*What you are asked to do*.
Check every line in the records below for the word "kata" and report how many have it, nothing more.

*Entries supplied*.
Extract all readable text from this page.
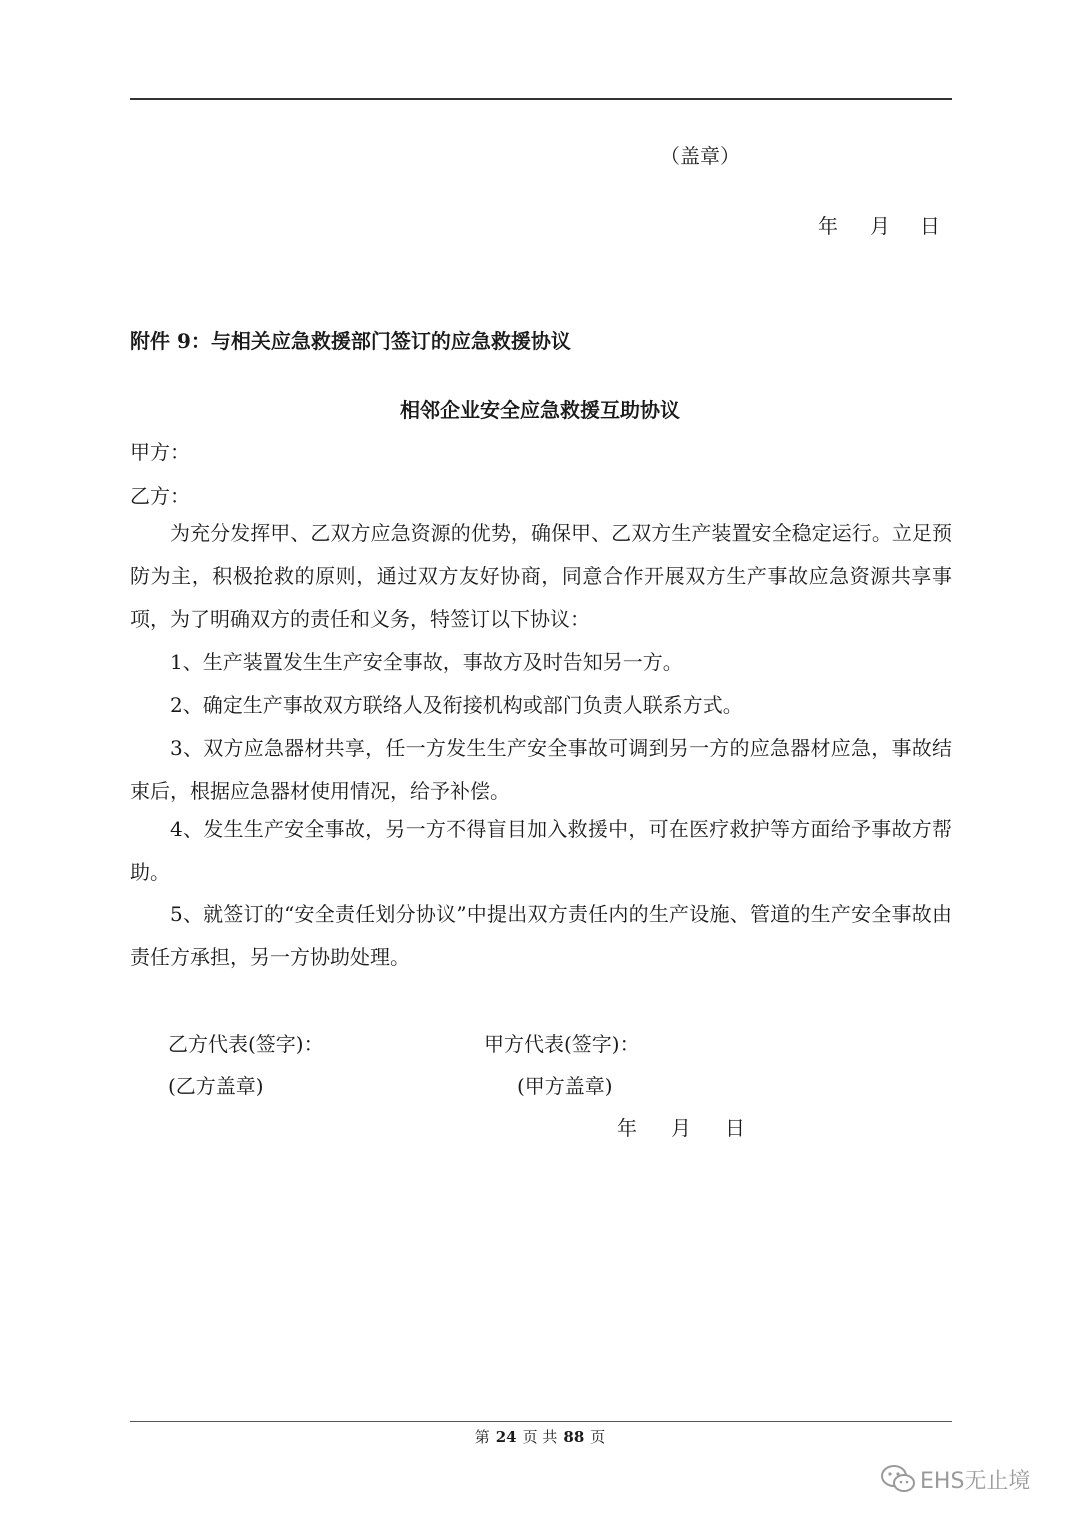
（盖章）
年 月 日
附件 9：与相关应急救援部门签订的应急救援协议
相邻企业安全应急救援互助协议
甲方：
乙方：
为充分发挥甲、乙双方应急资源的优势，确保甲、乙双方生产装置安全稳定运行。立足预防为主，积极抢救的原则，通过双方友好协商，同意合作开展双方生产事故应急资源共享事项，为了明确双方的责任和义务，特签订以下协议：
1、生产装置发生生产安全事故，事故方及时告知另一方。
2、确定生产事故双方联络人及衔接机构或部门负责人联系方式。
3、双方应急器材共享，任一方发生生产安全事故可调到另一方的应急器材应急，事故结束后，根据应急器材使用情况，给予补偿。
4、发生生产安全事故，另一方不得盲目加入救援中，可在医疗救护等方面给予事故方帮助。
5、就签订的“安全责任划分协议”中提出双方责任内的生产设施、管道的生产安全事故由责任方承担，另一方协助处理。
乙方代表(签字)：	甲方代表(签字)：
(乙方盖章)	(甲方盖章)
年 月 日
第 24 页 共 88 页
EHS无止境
--
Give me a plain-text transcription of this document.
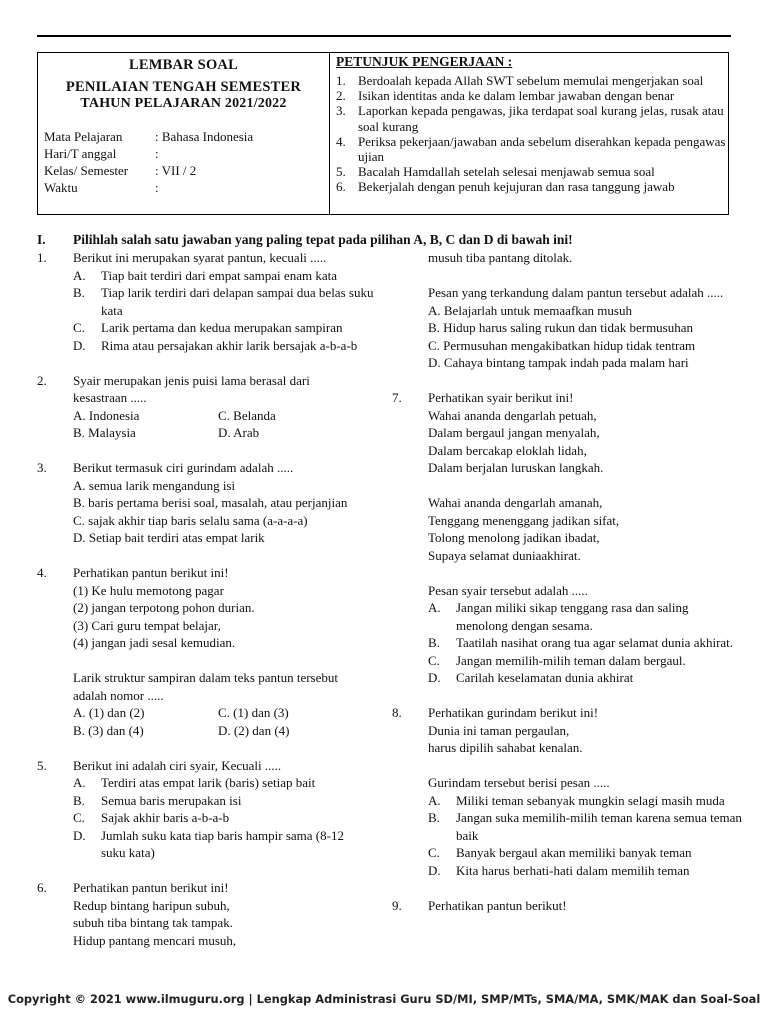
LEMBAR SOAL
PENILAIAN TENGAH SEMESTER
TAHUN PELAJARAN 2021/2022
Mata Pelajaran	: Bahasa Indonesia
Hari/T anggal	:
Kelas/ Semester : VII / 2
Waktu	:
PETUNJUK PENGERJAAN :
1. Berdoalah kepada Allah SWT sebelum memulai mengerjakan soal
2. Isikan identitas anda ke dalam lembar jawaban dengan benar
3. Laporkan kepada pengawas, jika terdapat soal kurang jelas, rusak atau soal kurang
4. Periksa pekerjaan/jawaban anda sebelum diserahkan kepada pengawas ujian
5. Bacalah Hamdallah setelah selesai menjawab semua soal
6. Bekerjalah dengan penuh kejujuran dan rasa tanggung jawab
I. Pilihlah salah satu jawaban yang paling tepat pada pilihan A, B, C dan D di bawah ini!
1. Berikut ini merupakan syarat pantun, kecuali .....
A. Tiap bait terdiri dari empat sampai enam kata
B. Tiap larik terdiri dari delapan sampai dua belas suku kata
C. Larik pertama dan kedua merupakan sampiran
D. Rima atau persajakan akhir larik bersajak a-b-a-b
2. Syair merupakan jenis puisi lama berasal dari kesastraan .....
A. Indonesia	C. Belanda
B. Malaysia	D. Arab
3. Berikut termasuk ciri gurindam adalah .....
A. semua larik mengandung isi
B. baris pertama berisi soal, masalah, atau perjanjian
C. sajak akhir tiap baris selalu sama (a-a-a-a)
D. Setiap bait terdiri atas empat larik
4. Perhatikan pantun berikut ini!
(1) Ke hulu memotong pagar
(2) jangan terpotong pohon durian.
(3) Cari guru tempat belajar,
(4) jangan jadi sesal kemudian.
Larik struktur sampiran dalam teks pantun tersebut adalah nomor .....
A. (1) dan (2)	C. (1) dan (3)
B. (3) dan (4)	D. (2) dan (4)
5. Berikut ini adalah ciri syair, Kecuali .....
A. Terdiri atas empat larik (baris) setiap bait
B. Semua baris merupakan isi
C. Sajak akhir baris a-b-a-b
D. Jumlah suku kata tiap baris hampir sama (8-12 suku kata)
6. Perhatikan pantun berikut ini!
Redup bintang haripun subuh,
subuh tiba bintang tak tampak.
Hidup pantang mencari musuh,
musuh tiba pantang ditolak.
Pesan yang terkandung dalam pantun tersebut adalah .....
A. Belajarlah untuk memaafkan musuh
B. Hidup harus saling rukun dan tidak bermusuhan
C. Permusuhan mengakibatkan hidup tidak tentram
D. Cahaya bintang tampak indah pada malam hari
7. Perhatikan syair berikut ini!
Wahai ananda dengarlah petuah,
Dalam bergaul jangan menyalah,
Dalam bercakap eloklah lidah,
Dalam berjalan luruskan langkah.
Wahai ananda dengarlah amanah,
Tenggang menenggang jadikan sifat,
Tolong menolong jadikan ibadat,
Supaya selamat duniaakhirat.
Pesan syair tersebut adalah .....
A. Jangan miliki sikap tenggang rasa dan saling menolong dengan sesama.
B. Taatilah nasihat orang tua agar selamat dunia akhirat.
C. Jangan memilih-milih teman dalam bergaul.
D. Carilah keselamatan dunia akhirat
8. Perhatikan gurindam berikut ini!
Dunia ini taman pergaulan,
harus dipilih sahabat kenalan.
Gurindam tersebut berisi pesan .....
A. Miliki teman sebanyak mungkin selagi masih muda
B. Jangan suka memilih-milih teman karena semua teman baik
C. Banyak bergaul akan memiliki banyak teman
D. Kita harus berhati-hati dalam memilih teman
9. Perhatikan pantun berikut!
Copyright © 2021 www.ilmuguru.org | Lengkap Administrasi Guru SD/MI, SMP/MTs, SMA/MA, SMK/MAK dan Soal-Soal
--
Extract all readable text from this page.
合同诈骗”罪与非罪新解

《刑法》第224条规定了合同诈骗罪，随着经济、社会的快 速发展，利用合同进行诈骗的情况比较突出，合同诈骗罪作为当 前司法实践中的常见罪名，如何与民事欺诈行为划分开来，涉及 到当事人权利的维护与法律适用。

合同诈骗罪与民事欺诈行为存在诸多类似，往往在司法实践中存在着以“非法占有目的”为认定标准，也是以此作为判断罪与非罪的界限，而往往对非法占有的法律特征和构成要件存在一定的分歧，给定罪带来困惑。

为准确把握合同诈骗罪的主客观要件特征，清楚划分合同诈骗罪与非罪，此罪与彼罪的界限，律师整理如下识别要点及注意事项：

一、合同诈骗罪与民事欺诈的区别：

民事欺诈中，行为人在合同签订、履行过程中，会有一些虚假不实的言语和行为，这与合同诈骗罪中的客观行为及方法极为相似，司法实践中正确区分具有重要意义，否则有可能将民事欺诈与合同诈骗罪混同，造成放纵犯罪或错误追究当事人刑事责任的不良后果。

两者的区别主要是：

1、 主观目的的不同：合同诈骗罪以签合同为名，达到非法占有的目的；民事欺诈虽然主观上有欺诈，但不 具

*Exercise result*.
3